◆ Exercise task: Repeat each record exactly. Any picture gets left out.

◆ Record set:
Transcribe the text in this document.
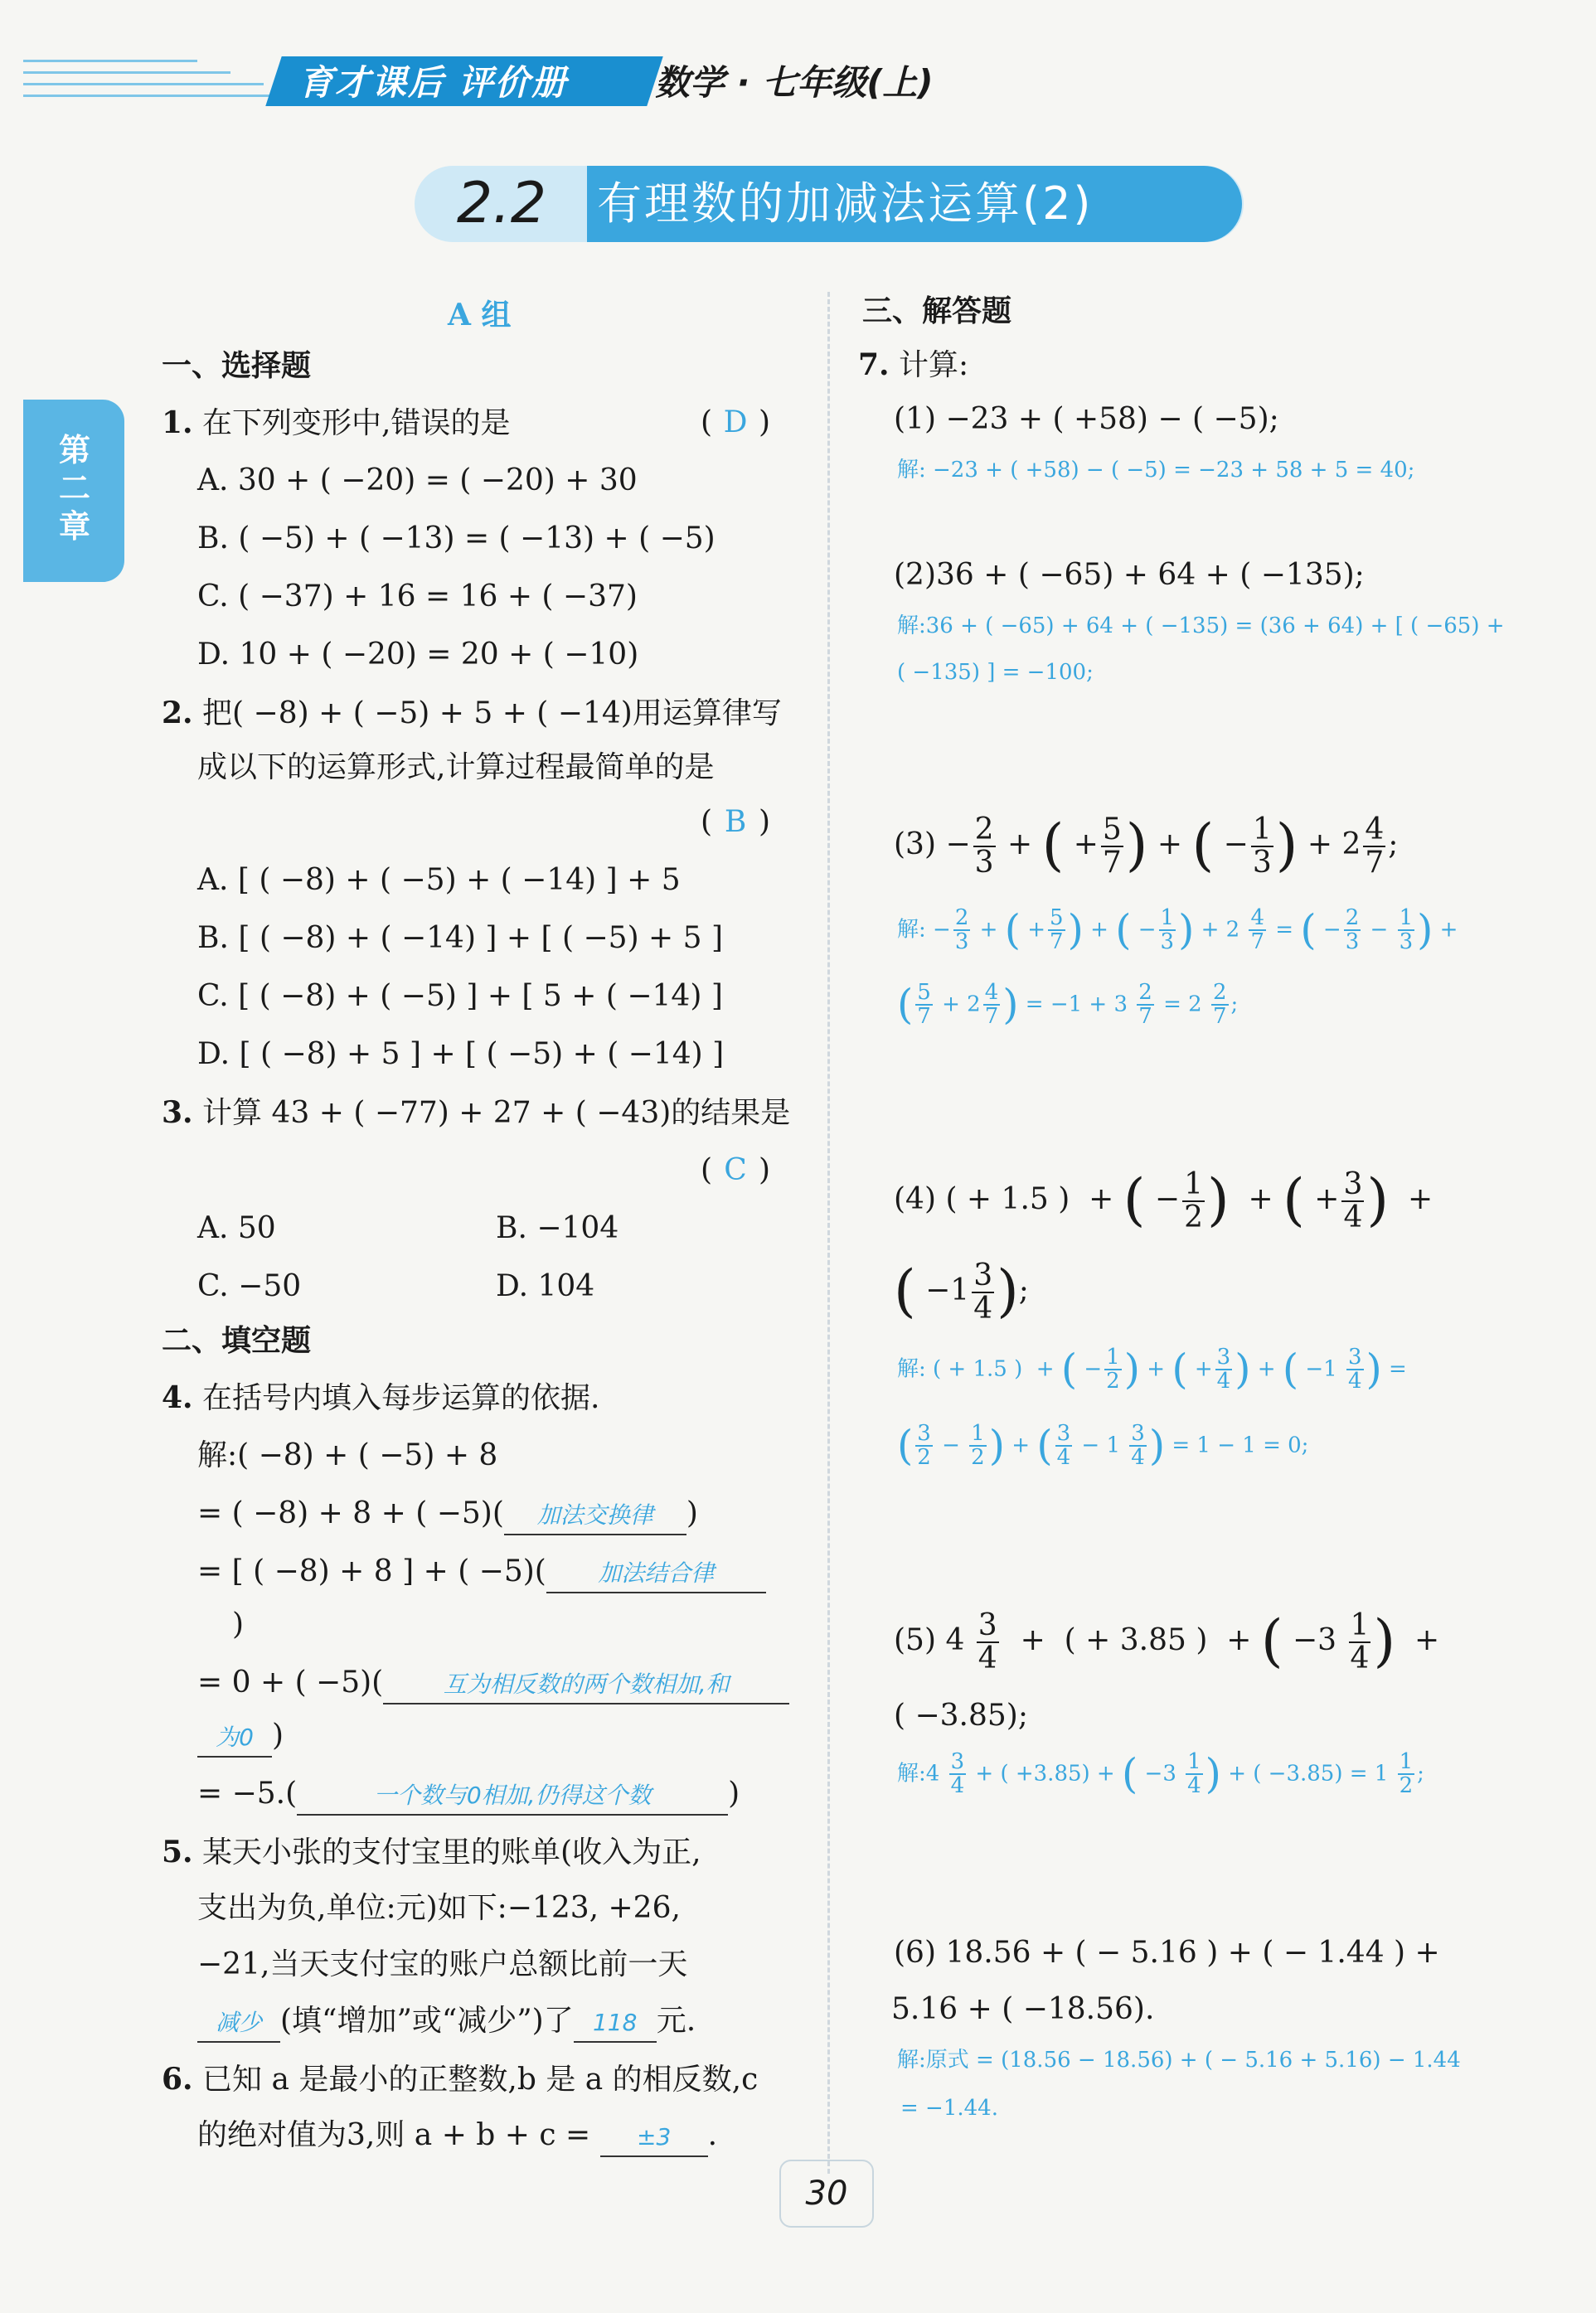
育才课后 评价册	数学 · 七年级(上)
2.2	有理数的加减法运算(2)
第二章
A 组
一、选择题
1. 在下列变形中,错误的是	( D )
A. 30 + ( −20) = ( −20) + 30
B. ( −5) + ( −13) = ( −13) + ( −5)
C. ( −37) + 16 = 16 + ( −37)
D. 10 + ( −20) = 20 + ( −10)
2. 把( −8) + ( −5) + 5 + ( −14)用运算律写
成以下的运算形式,计算过程最简单的是
( B )
A. [ ( −8) + ( −5) + ( −14) ] + 5
B. [ ( −8) + ( −14) ] + [ ( −5) + 5 ]
C. [ ( −8) + ( −5) ] + [ 5 + ( −14) ]
D. [ ( −8) + 5 ] + [ ( −5) + ( −14) ]
3. 计算 43 + ( −77) + 27 + ( −43)的结果是
( C )
A. 50	B. −104
C. −50	D. 104
二、填空题
4. 在括号内填入每步运算的依据.
解:( −8) + ( −5) + 8
= ( −8) + 8 + ( −5)( 加法交换律 )
= [ ( −8) + 8 ] + ( −5)( 加法结合律
)
= 0 + ( −5)(	互为相反数的两个数相加,和
为0 )
= −5.(	一个数与0相加,仍得这个数	)
5. 某天小张的支付宝里的账单(收入为正,
支出为负,单位:元)如下:−123, +26,
−21,当天支付宝的账户总额比前一天
减少 (填“增加”或“减少”)了 118 元.
6. 已知 a 是最小的正整数,b 是 a 的相反数,c
的绝对值为3,则 a + b + c = ±3 .
三、解答题
7. 计算:
(1) −23 + ( +58) − ( −5);
解: −23 + ( +58) − ( −5) = −23 + 58 + 5 = 40;
(2)36 + ( −65) + 64 + ( −135);
解:36 + ( −65) + 64 + ( −135) = (36 + 64) + [ ( −65) +
( −135) ] = −100;
$(3) - \frac{2}{3}$ + ( + $\frac{5}{7}$ ) + ( − $\frac{1}{3}$ ) + $2 \frac{4}{7}$ ;
解: − $\frac{2}{3}$ + ( + $\frac{5}{7}$ ) + ( − $\frac{1}{3}$ ) + $2 \frac{4}{7}$ = ( − $\frac{2}{3} - \frac{1}{3}$ ) +
( $\frac{5}{7} + 2 \frac{4}{7}$ ) = $-1 + 3 \frac{2}{7} = 2 \frac{2}{7}$ ;
(4) ( + 1.5 )  + ( − $\frac{1}{2}$ )  + ( + $\frac{3}{4}$ )  +
( $-1 \frac{3}{4}$ );
解: ( + 1.5 )  + ( − $\frac{1}{2}$ ) + ( + $\frac{3}{4}$ ) + ( $-1 \frac{3}{4}$ ) =
( $\frac{3}{2} - \frac{1}{2}$ ) + ( $\frac{3}{4} - 1 \frac{3}{4}$ ) = 1 − 1 = 0;
(5) $4 \frac{3}{4}$ +  ( + 3.85 )  + ( $-3 \frac{1}{4}$ )  +
( −3.85);
解:4 $\frac{3}{4}$ + ( +3.85) + ( $-3 \frac{1}{4}$ ) + ( $-3.85) = 1 \frac{1}{2}$ ;
(6) 18.56 + ( − 5.16 ) + ( − 1.44 ) +
5.16 + ( −18.56).
解:原式 = (18.56 − 18.56) + ( − 5.16 + 5.16) − 1.44
= −1.44.
30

◆ Final answer:
Transcribe the text in this document.
育才课后 评价册	数学 · 七年级(上)
2.2	有理数的加减法运算(2)
第二章
A 组
一、选择题
1. 在下列变形中,错误的是	( D )
A. 30 + ( −20) = ( −20) + 30
B. ( −5) + ( −13) = ( −13) + ( −5)
C. ( −37) + 16 = 16 + ( −37)
D. 10 + ( −20) = 20 + ( −10)
2. 把( −8) + ( −5) + 5 + ( −14)用运算律写
成以下的运算形式,计算过程最简单的是
( B )
A. [ ( −8) + ( −5) + ( −14) ] + 5
B. [ ( −8) + ( −14) ] + [ ( −5) + 5 ]
C. [ ( −8) + ( −5) ] + [ 5 + ( −14) ]
D. [ ( −8) + 5 ] + [ ( −5) + ( −14) ]
3. 计算 43 + ( −77) + 27 + ( −43)的结果是
( C )
A. 50	B. −104
C. −50	D. 104
二、填空题
4. 在括号内填入每步运算的依据.
解:( −8) + ( −5) + 8
= ( −8) + 8 + ( −5)( 加法交换律 )
= [ ( −8) + 8 ] + ( −5)( 加法结合律
)
= 0 + ( −5)(	互为相反数的两个数相加,和
为0 )
= −5.(	一个数与0相加,仍得这个数	)
5. 某天小张的支付宝里的账单(收入为正,
支出为负,单位:元)如下:−123, +26,
−21,当天支付宝的账户总额比前一天
减少 (填“增加”或“减少”)了 118 元.
6. 已知 a 是最小的正整数,b 是 a 的相反数,c
的绝对值为3,则 a + b + c = ±3 .
三、解答题
7. 计算:
(1) −23 + ( +58) − ( −5);
解: −23 + ( +58) − ( −5) = −23 + 58 + 5 = 40;
(2)36 + ( −65) + 64 + ( −135);
解:36 + ( −65) + 64 + ( −135) = (36 + 64) + [ ( −65) +
( −135) ] = −100;
$(3) - \frac{2}{3}$ + ( + $\frac{5}{7}$ ) + ( − $\frac{1}{3}$ ) + $2 \frac{4}{7}$ ;
解: − $\frac{2}{3}$ + ( + $\frac{5}{7}$ ) + ( − $\frac{1}{3}$ ) + $2 \frac{4}{7}$ = ( − $\frac{2}{3} - \frac{1}{3}$ ) +
( $\frac{5}{7} + 2 \frac{4}{7}$ ) = $-1 + 3 \frac{2}{7} = 2 \frac{2}{7}$ ;
(4) ( + 1.5 )  + ( − $\frac{1}{2}$ )  + ( + $\frac{3}{4}$ )  +
( $-1 \frac{3}{4}$ );
解: ( + 1.5 )  + ( − $\frac{1}{2}$ ) + ( + $\frac{3}{4}$ ) + ( $-1 \frac{3}{4}$ ) =
( $\frac{3}{2} - \frac{1}{2}$ ) + ( $\frac{3}{4} - 1 \frac{3}{4}$ ) = 1 − 1 = 0;
(5) $4 \frac{3}{4}$ +  ( + 3.85 )  + ( $-3 \frac{1}{4}$ )  +
( −3.85);
解:4 $\frac{3}{4}$ + ( +3.85) + ( $-3 \frac{1}{4}$ ) + ( $-3.85) = 1 \frac{1}{2}$ ;
(6) 18.56 + ( − 5.16 ) + ( − 1.44 ) +
5.16 + ( −18.56).
解:原式 = (18.56 − 18.56) + ( − 5.16 + 5.16) − 1.44
= −1.44.
30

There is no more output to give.